Data shown —
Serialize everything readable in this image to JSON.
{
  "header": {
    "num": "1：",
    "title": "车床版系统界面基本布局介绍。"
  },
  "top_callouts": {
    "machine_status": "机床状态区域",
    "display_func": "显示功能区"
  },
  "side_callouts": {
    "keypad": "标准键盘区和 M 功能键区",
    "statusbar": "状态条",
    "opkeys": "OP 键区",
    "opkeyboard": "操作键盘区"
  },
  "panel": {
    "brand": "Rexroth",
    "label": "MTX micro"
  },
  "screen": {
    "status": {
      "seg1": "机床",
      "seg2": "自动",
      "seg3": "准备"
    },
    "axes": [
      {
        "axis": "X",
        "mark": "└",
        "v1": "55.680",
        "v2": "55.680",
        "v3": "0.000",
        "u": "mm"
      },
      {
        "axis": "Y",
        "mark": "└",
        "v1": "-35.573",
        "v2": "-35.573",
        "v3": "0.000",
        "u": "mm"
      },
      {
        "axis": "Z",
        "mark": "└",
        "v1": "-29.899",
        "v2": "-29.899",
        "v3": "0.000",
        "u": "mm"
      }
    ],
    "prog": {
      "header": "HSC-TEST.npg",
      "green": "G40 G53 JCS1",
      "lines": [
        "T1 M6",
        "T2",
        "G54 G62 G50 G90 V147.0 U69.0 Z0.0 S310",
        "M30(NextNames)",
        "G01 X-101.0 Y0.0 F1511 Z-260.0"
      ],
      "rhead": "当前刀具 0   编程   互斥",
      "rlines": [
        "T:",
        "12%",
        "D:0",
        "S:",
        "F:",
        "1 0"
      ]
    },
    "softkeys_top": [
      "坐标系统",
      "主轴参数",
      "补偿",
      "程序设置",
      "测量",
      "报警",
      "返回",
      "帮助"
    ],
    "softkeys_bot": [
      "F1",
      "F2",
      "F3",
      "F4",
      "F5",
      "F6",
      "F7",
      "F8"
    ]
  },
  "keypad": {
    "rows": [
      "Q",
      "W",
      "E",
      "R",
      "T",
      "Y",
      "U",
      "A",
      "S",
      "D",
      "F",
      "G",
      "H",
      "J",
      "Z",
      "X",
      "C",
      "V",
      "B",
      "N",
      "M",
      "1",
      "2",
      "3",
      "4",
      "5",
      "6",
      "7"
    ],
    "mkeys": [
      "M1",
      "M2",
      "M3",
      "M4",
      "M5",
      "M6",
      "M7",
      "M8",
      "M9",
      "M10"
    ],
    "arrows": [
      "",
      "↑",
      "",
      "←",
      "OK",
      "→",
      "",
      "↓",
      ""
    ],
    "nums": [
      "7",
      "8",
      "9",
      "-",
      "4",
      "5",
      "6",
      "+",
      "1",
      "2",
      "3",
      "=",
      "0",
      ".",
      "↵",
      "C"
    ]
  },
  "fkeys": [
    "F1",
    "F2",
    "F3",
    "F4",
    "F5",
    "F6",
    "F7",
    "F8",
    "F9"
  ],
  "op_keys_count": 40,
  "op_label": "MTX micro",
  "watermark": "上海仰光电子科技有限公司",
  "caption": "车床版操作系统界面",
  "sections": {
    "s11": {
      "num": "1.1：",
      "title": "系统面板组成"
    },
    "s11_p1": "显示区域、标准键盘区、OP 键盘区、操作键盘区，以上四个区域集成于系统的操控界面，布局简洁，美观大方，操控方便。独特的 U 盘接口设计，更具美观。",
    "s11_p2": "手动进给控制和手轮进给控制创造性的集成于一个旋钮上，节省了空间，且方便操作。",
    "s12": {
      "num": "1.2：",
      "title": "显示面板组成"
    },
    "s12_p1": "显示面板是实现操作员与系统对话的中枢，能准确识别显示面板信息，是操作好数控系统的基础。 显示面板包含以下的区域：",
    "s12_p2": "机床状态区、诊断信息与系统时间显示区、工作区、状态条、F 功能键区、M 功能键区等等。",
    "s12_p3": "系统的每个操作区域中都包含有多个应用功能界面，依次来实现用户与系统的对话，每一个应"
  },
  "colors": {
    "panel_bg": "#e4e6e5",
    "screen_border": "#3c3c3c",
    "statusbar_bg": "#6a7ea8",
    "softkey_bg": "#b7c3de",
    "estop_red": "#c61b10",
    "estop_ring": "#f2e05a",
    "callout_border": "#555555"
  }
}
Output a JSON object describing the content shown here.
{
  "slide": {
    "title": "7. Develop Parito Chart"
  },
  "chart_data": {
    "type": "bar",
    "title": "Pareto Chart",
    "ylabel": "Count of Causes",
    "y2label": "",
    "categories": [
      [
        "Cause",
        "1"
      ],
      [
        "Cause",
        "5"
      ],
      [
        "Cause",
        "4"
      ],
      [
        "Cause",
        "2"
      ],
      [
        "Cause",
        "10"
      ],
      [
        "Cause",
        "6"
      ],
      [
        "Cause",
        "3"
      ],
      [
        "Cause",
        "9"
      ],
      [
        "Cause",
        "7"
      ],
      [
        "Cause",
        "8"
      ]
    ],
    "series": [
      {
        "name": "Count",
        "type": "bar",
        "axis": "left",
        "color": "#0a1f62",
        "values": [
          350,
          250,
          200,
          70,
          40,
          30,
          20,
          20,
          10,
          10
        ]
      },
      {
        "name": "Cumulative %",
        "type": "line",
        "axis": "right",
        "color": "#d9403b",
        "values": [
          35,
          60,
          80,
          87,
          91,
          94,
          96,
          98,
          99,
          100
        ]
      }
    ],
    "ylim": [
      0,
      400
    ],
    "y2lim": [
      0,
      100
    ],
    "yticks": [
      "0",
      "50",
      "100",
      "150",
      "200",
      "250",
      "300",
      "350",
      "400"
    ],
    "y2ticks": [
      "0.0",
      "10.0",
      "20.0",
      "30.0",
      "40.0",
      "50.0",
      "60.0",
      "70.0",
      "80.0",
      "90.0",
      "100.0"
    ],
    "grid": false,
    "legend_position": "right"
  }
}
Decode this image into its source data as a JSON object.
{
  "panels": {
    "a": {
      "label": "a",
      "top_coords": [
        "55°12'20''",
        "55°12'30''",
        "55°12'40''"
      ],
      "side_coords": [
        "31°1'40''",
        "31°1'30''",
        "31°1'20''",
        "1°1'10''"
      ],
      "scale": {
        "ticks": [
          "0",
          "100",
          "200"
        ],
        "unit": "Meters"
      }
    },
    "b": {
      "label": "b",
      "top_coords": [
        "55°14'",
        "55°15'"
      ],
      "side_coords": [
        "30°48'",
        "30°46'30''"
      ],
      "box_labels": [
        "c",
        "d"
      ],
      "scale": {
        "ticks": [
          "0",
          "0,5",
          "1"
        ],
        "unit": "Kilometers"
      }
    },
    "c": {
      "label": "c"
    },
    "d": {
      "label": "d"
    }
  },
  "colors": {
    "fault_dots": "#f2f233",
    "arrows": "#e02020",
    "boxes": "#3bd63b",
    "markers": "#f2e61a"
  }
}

Direction — Retype the records above exactly.

Written reply —
Serialize everything readable in this image to JSON.
{
  "header": {
    "num": "1：",
    "title": "车床版系统界面基本布局介绍。"
  },
  "top_callouts": {
    "machine_status": "机床状态区域",
    "display_func": "显示功能区"
  },
  "side_callouts": {
    "keypad": "标准键盘区和 M 功能键区",
    "statusbar": "状态条",
    "opkeys": "OP 键区",
    "opkeyboard": "操作键盘区"
  },
  "panel": {
    "brand": "Rexroth",
    "label": "MTX micro"
  },
  "screen": {
    "status": {
      "seg1": "机床",
      "seg2": "自动",
      "seg3": "准备"
    },
    "axes": [
      {
        "axis": "X",
        "mark": "└",
        "v1": "55.680",
        "v2": "55.680",
        "v3": "0.000",
        "u": "mm"
      },
      {
        "axis": "Y",
        "mark": "└",
        "v1": "-35.573",
        "v2": "-35.573",
        "v3": "0.000",
        "u": "mm"
      },
      {
        "axis": "Z",
        "mark": "└",
        "v1": "-29.899",
        "v2": "-29.899",
        "v3": "0.000",
        "u": "mm"
      }
    ],
    "prog": {
      "header": "HSC-TEST.npg",
      "green": "G40 G53 JCS1",
      "lines": [
        "T1 M6",
        "T2",
        "G54 G62 G50 G90 V147.0 U69.0 Z0.0 S310",
        "M30(NextNames)",
        "G01 X-101.0 Y0.0 F1511 Z-260.0"
      ],
      "rhead": "当前刀具 0   编程   互斥",
      "rlines": [
        "T:",
        "12%",
        "D:0",
        "S:",
        "F:",
        "1 0"
      ]
    },
    "softkeys_top": [
      "坐标系统",
      "主轴参数",
      "补偿",
      "程序设置",
      "测量",
      "报警",
      "返回",
      "帮助"
    ],
    "softkeys_bot": [
      "F1",
      "F2",
      "F3",
      "F4",
      "F5",
      "F6",
      "F7",
      "F8"
    ]
  },
  "keypad": {
    "rows": [
      "Q",
      "W",
      "E",
      "R",
      "T",
      "Y",
      "U",
      "A",
      "S",
      "D",
      "F",
      "G",
      "H",
      "J",
      "Z",
      "X",
      "C",
      "V",
      "B",
      "N",
      "M",
      "1",
      "2",
      "3",
      "4",
      "5",
      "6",
      "7"
    ],
    "mkeys": [
      "M1",
      "M2",
      "M3",
      "M4",
      "M5",
      "M6",
      "M7",
      "M8",
      "M9",
      "M10"
    ],
    "arrows": [
      "",
      "↑",
      "",
      "←",
      "OK",
      "→",
      "",
      "↓",
      ""
    ],
    "nums": [
      "7",
      "8",
      "9",
      "-",
      "4",
      "5",
      "6",
      "+",
      "1",
      "2",
      "3",
      "=",
      "0",
      ".",
      "↵",
      "C"
    ]
  },
  "fkeys": [
    "F1",
    "F2",
    "F3",
    "F4",
    "F5",
    "F6",
    "F7",
    "F8",
    "F9"
  ],
  "op_keys_count": 40,
  "op_label": "MTX micro",
  "watermark": "上海仰光电子科技有限公司",
  "caption": "车床版操作系统界面",
  "sections": {
    "s11": {
      "num": "1.1：",
      "title": "系统面板组成"
    },
    "s11_p1": "显示区域、标准键盘区、OP 键盘区、操作键盘区，以上四个区域集成于系统的操控界面，布局简洁，美观大方，操控方便。独特的 U 盘接口设计，更具美观。",
    "s11_p2": "手动进给控制和手轮进给控制创造性的集成于一个旋钮上，节省了空间，且方便操作。",
    "s12": {
      "num": "1.2：",
      "title": "显示面板组成"
    },
    "s12_p1": "显示面板是实现操作员与系统对话的中枢，能准确识别显示面板信息，是操作好数控系统的基础。 显示面板包含以下的区域：",
    "s12_p2": "机床状态区、诊断信息与系统时间显示区、工作区、状态条、F 功能键区、M 功能键区等等。",
    "s12_p3": "系统的每个操作区域中都包含有多个应用功能界面，依次来实现用户与系统的对话，每一个应"
  },
  "colors": {
    "panel_bg": "#e4e6e5",
    "screen_border": "#3c3c3c",
    "statusbar_bg": "#6a7ea8",
    "softkey_bg": "#b7c3de",
    "estop_red": "#c61b10",
    "estop_ring": "#f2e05a",
    "callout_border": "#555555"
  }
}
Output a JSON object describing the content shown here.
{
  "slide": {
    "title": "7. Develop Parito Chart"
  },
  "chart_data": {
    "type": "bar",
    "title": "Pareto Chart",
    "ylabel": "Count of Causes",
    "y2label": "",
    "categories": [
      [
        "Cause",
        "1"
      ],
      [
        "Cause",
        "5"
      ],
      [
        "Cause",
        "4"
      ],
      [
        "Cause",
        "2"
      ],
      [
        "Cause",
        "10"
      ],
      [
        "Cause",
        "6"
      ],
      [
        "Cause",
        "3"
      ],
      [
        "Cause",
        "9"
      ],
      [
        "Cause",
        "7"
      ],
      [
        "Cause",
        "8"
      ]
    ],
    "series": [
      {
        "name": "Count",
        "type": "bar",
        "axis": "left",
        "color": "#0a1f62",
        "values": [
          350,
          250,
          200,
          70,
          40,
          30,
          20,
          20,
          10,
          10
        ]
      },
      {
        "name": "Cumulative %",
        "type": "line",
        "axis": "right",
        "color": "#d9403b",
        "values": [
          35,
          60,
          80,
          87,
          91,
          94,
          96,
          98,
          99,
          100
        ]
      }
    ],
    "ylim": [
      0,
      400
    ],
    "y2lim": [
      0,
      100
    ],
    "yticks": [
      "0",
      "50",
      "100",
      "150",
      "200",
      "250",
      "300",
      "350",
      "400"
    ],
    "y2ticks": [
      "0.0",
      "10.0",
      "20.0",
      "30.0",
      "40.0",
      "50.0",
      "60.0",
      "70.0",
      "80.0",
      "90.0",
      "100.0"
    ],
    "grid": false,
    "legend_position": "right"
  }
}
Decode this image into its source data as a JSON object.
{
  "panels": {
    "a": {
      "label": "a",
      "top_coords": [
        "55°12'20''",
        "55°12'30''",
        "55°12'40''"
      ],
      "side_coords": [
        "31°1'40''",
        "31°1'30''",
        "31°1'20''",
        "1°1'10''"
      ],
      "scale": {
        "ticks": [
          "0",
          "100",
          "200"
        ],
        "unit": "Meters"
      }
    },
    "b": {
      "label": "b",
      "top_coords": [
        "55°14'",
        "55°15'"
      ],
      "side_coords": [
        "30°48'",
        "30°46'30''"
      ],
      "box_labels": [
        "c",
        "d"
      ],
      "scale": {
        "ticks": [
          "0",
          "0,5",
          "1"
        ],
        "unit": "Kilometers"
      }
    },
    "c": {
      "label": "c"
    },
    "d": {
      "label": "d"
    }
  },
  "colors": {
    "fault_dots": "#f2f233",
    "arrows": "#e02020",
    "boxes": "#3bd63b",
    "markers": "#f2e61a"
  }
}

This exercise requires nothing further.